Consequently, the repulsion of the flat leaf spring tags 11 causes
the cathode to be displaced in a direction perpendicular to the
cathode chamber partition 7 and, hence, makes the cathode 8
unlikely to move parallel with the cathode chamber partition 7. It
is thus possible to regulate the cathode to a given position
without posing problems such as damage to the ion exchange membrane
surface.
[0045] It is preferable that the pair of mutually opposite,
comb-like flat leaf spring tags extending from the retainer member
12 have the same length. This is because when force is applied to
the flat leaf spring tags, the lengths of the portions of contact
with the electrode surface become large uniformly throughout the
pairs of flat leaf spring tags, so that the distribution of sites
of the electrode surface through which electric currents are passed
is made uniform.
[0046] On the other hand, an arrangement comprising each pair of
mutually opposite, comb-like flat leaf spring tags without
extending mutually from the retainer member is not preferable
because when force is applied to the electrode surface, the lengths
of the portions of contact with the electrode surface become short
and so the distribution of currents directed to the electrode
becomes non-uniform.
[0047] The flat leaf spring form of retainer member 12 attached to
the cathode chamber partition may be constructed of one single
member having the same area as that of the cathode surface or a
given number of members.
[0048] On the other hand, an anode retainer member 13 is joined to
the anode chamber partition 4 at a belt-like junction 14 at which
the anode chamber partition 4 comes into close contact with the
anode retainer member 13. It is not always required to weld the
anode chamber partition 4 continuously all over the anode retainer
member 13; in other words, it is acceptable to join both together
at a number of spot welding sites 12 so that the anode retainer
member 13 comes into close contact with the anode chamber partition
4 thereby ensuring an electrically conductive connection between
both while a space formed between both is isolated from the
opposite space.
[0049] A projecting strip 15 is formed between adjacent belt-like
junctions 11 of the anode retainer member 13, and the projecting
strip 15 is joined to each junction 14 by way of a planar portion
16. The anode 5 is joined to the projecting strip 15 at plural
sites.
[0050] The projecting strip 15 should preferably have a width large
enough to ensure that the electrode can be joined to an apex
portion thereof. For instance, the projecting strip may be formed
by bending a metal sheet in a triangular form or in such a way that
the electrode retainer member forms a plane parallel with the
partition. The anode retainer member may be formed as a separate
member or a member of mutually joined pieces may be formed by press
molding. Alternatively, all anode retainer members located at the
anode chamber partition may be prepared by forming one metal
sheet.
[0051] The junction 14 and the projecting strip 15 joined together
by way of the planar portion 16 provide a truss section that
improves on the rigidity of the anode chamber formed of a thin
sheet.

* * *

Task list:
**a.** In the extract on electrode retainer members, what does the truss section formed by the junction 14, the projecting strip 15 and the planar portion 16 improve?
**b.** Reproduce the extract on electrode retainer members word for word, starting at "[0048] On the" and ending at "opposite space.".
**c.** Take the extract on electrode retainer members further, picking up right after its final sentence.

Recorded data:
* * *

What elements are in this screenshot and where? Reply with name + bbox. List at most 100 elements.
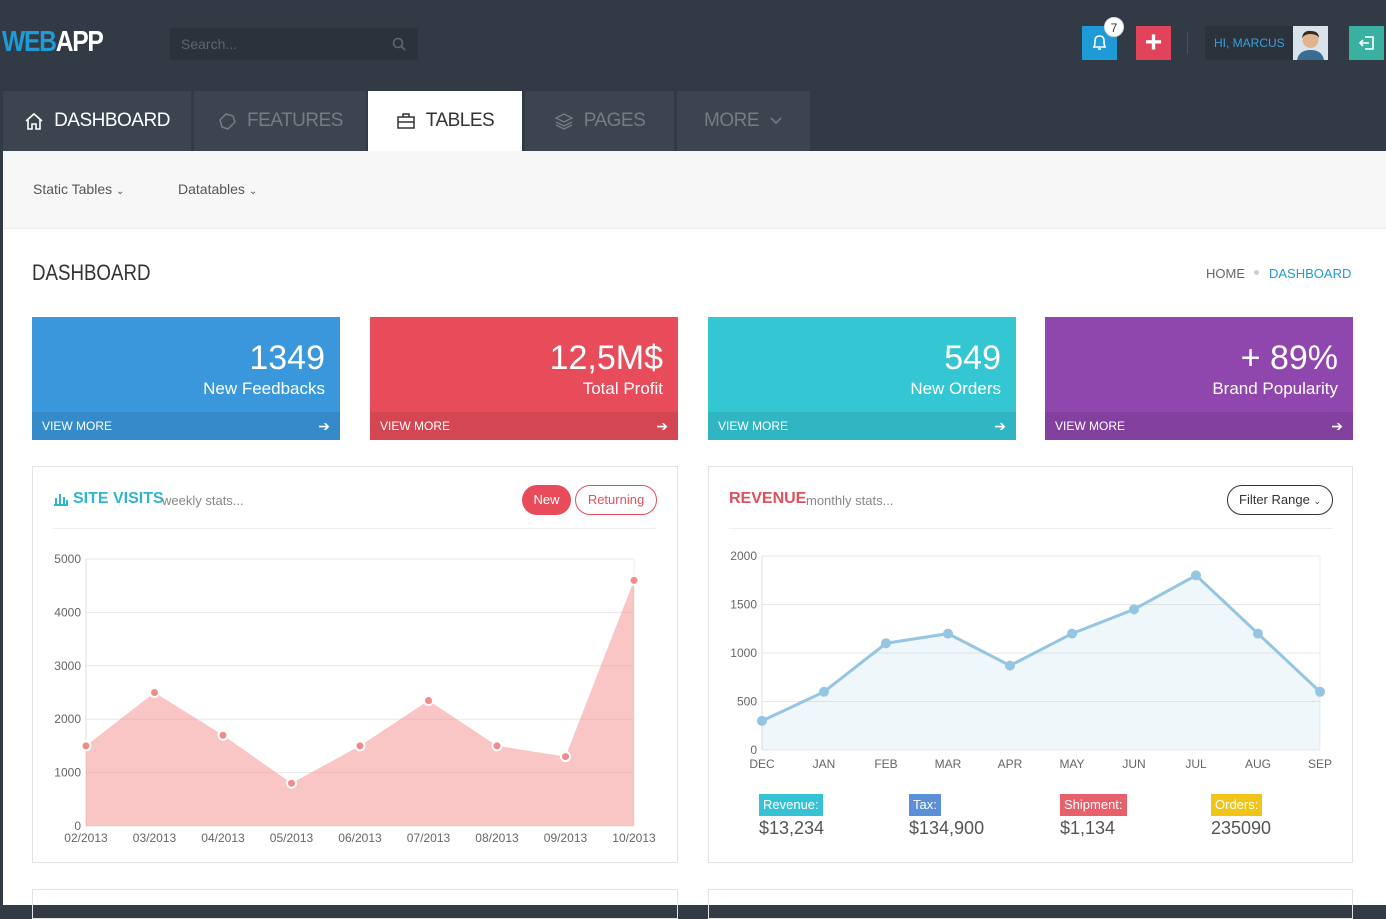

* * *

Answers given:
**a.** It improves the rigidity of the anode chamber formed of a thin sheet.

**b.**
[0048] On the other hand, an anode retainer member 13 is joined to
the anode chamber partition 4 at a belt-like junction 14 at which
the anode chamber partition 4 comes into close contact with the
anode retainer member 13. It is not always required to weld the
anode chamber partition 4 continuously all over the anode retainer
member 13; in other words, it is acceptable to join both together
at a number of spot welding sites 12 so that the anode retainer
member 13 comes into close contact with the anode chamber partition
4 thereby ensuring an electrically conductive connection between
both while a space formed between both is isolated from the
opposite space.

**c.**
[0052] The anode retainer member 13, the anode chamber partition 4
and the adjacent belt-like junctions 14 create together a space
that defines an anode fluid-circulating path 17. A mixed gas-liquid
fluid goes up in a space on the side of the surface of the anode
retainer member 13 facing the anode 5 and arrives at an upper
portion of the anode chamber where the gas is separated from the
fluid. A part of the thus separated electrolyte is discharged
through an anode fluid discharge pipe 19. Then, the fluid goes down
through the anode fluid-circulating path 17 and arrives at a bottom
portion of the anode chamber, from which it flows into a space on
the anode surface side. Then, the fluid is mixed with an anode
fluid supplied and injected from an anode fluid supply pipe 18
attached to the electrolyzer into the anode chamber for
electrolysis at the anode.
[0053] FIGS. 2(A), 2(B) and 3(C) are illustrative of the flat leaf
spring tags according to the present invention.
[0054] FIG. 2(A) is a perspective view of the tags, FIG. 2(B) is a
plan view illustrative of one process of fabricating the tags, and
FIG. 2(C) is illustrative in section of that process.
[0055] As depicted in FIG. 2(A), the flat leaf spring form of
retainer member 12 is provided with plural pairs of comb-like flat
leaf spring tags 11 that extend at an angle therefrom. Three pairs
of comb-like tags are shown. The adjacent flat leaf spring tags 11
forming each pair of comb-like tags extends from the retainer
member 12 in mutually opposite directions.
[0056] Although the flat leaf spring tag 11 may be fabricated by
joining to a flat plate by any suitable means, it is understood
that the tag can easily be prepared by cutting a plate material as
described below and then raising a tag piece in one direction.
[0057] As shown in FIG. 2(B), a flat plate 25 is cut along a
cutting line 25 to delineate a portion 26 for forming a flat leaf
spring tag, and the flat plate 26 is punched out to form an opening
28 while that portion 26 is left. Then, force F is applied to the
portion 26 as shown in FIG. 2(C) to raise the portion 26 in one
direction, thereby forming a flat leaf spring tag 11.
[0058] A land portion 29 is left between openings 28 formed between
the portions 26 where the flat leaf spring tags are formed, so that
when the flat leaf spring tag is projected onto the flat leaf
spring form of retainer member, the retainer member is found
between a space between the adjacent flat leaf spring tags.
Portions of the retainer member found in the spaces between the
flat leaf spring tags serve to enhance the rigidity of the retainer
member 12, and make the movement of the cathode in contact with the
tags 11 smoother.
[0059] It is not always required to locate land portions 29 between
all openings 28; the number of land portions may be determined with
the rigidity of the member, etc. in mind.
[0060] FIGS. 3(A) and 3(B) are illustrative of another embodiment
of the flat leaf spring tags according to the present
invention.
[0061] FIG. 3(A) is a perspective view of flat leaf spring tags,
and FIG. 3(B) is illustrative in horizontal section of an electrode
chamber in an electrolyzer using an arrangement of flat leaf spring
tags shown in FIG. 3(A).
[0062] A flat leaf spring form of retainer member 12 is provided
with plural pairs of comb-like flat leaf spring tags 11 that extend
at an angle therefrom. Three pairs of comb-like tags are shown. The
adjacent flat leaf spring tags 11 forming each pair of comb-like
tags extend in mutually opposite directions.
[0063] Each flat leaf spring tag 11 is provided at its tip in
contact with the electrode with an abutment 11A that is bent
substantially parallel with the retainer member 12, said abutment
11A being in contact with the electrode.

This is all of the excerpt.